Data entries
____

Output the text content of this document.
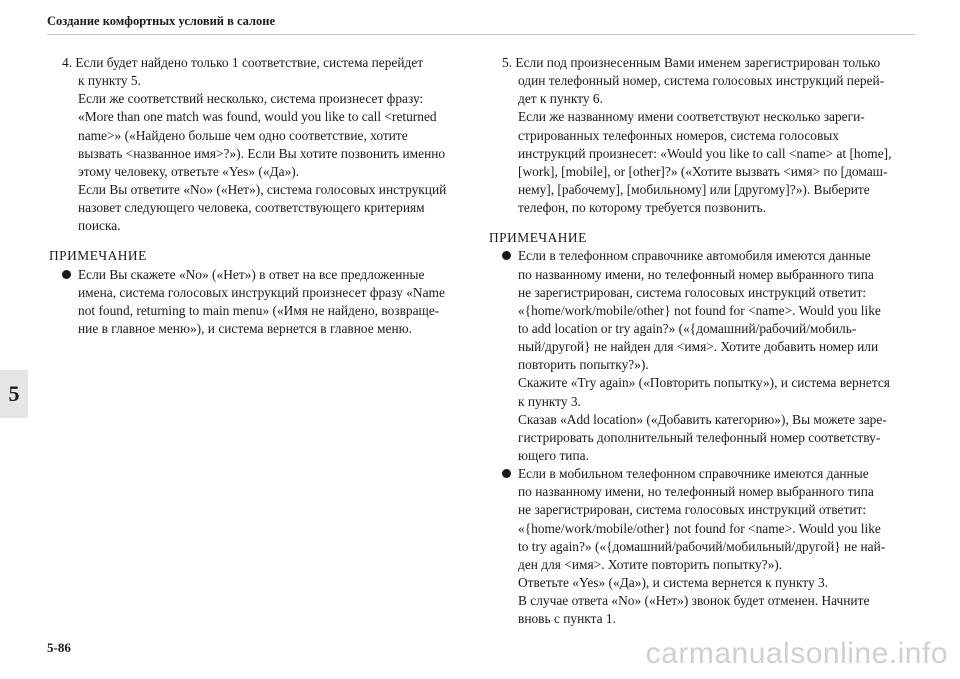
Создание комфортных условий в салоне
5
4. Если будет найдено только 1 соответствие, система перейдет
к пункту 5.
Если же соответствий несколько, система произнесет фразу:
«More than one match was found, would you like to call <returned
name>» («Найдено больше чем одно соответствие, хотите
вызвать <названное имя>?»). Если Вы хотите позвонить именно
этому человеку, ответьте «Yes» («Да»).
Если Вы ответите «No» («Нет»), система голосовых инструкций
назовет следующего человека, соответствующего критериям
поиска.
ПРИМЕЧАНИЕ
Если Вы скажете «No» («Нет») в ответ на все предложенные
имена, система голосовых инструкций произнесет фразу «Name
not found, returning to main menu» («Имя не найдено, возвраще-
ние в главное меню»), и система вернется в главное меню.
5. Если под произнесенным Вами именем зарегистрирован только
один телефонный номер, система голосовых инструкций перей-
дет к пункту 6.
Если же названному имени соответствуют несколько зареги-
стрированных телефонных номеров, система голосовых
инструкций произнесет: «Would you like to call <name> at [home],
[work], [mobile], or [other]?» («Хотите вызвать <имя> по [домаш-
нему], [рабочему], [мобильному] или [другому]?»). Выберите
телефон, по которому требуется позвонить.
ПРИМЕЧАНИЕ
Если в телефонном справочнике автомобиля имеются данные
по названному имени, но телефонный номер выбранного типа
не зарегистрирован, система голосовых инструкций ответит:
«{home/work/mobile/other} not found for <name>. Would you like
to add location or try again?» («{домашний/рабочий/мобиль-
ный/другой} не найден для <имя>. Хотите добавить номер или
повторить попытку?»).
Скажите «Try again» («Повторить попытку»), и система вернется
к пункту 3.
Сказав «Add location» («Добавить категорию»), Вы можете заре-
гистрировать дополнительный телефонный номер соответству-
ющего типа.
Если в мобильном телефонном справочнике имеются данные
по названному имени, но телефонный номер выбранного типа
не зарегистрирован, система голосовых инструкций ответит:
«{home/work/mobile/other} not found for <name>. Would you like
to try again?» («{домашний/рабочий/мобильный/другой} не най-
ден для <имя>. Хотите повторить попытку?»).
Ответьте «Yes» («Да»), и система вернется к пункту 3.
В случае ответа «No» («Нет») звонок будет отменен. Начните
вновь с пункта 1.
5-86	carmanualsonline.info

____

Task details - Output every entry verbatim. Pictures do not belong in the copy.

Result of the exercise -
Output the text content of this document.
Создание комфортных условий в салоне
5
4. Если будет найдено только 1 соответствие, система перейдет
к пункту 5.
Если же соответствий несколько, система произнесет фразу:
«More than one match was found, would you like to call <returned
name>» («Найдено больше чем одно соответствие, хотите
вызвать <названное имя>?»). Если Вы хотите позвонить именно
этому человеку, ответьте «Yes» («Да»).
Если Вы ответите «No» («Нет»), система голосовых инструкций
назовет следующего человека, соответствующего критериям
поиска.
ПРИМЕЧАНИЕ
Если Вы скажете «No» («Нет») в ответ на все предложенные
имена, система голосовых инструкций произнесет фразу «Name
not found, returning to main menu» («Имя не найдено, возвраще-
ние в главное меню»), и система вернется в главное меню.
5. Если под произнесенным Вами именем зарегистрирован только
один телефонный номер, система голосовых инструкций перей-
дет к пункту 6.
Если же названному имени соответствуют несколько зареги-
стрированных телефонных номеров, система голосовых
инструкций произнесет: «Would you like to call <name> at [home],
[work], [mobile], or [other]?» («Хотите вызвать <имя> по [домаш-
нему], [рабочему], [мобильному] или [другому]?»). Выберите
телефон, по которому требуется позвонить.
ПРИМЕЧАНИЕ
Если в телефонном справочнике автомобиля имеются данные
по названному имени, но телефонный номер выбранного типа
не зарегистрирован, система голосовых инструкций ответит:
«{home/work/mobile/other} not found for <name>. Would you like
to add location or try again?» («{домашний/рабочий/мобиль-
ный/другой} не найден для <имя>. Хотите добавить номер или
повторить попытку?»).
Скажите «Try again» («Повторить попытку»), и система вернется
к пункту 3.
Сказав «Add location» («Добавить категорию»), Вы можете заре-
гистрировать дополнительный телефонный номер соответству-
ющего типа.
Если в мобильном телефонном справочнике имеются данные
по названному имени, но телефонный номер выбранного типа
не зарегистрирован, система голосовых инструкций ответит:
«{home/work/mobile/other} not found for <name>. Would you like
to try again?» («{домашний/рабочий/мобильный/другой} не най-
ден для <имя>. Хотите повторить попытку?»).
Ответьте «Yes» («Да»), и система вернется к пункту 3.
В случае ответа «No» («Нет») звонок будет отменен. Начните
вновь с пункта 1.
5-86	carmanualsonline.info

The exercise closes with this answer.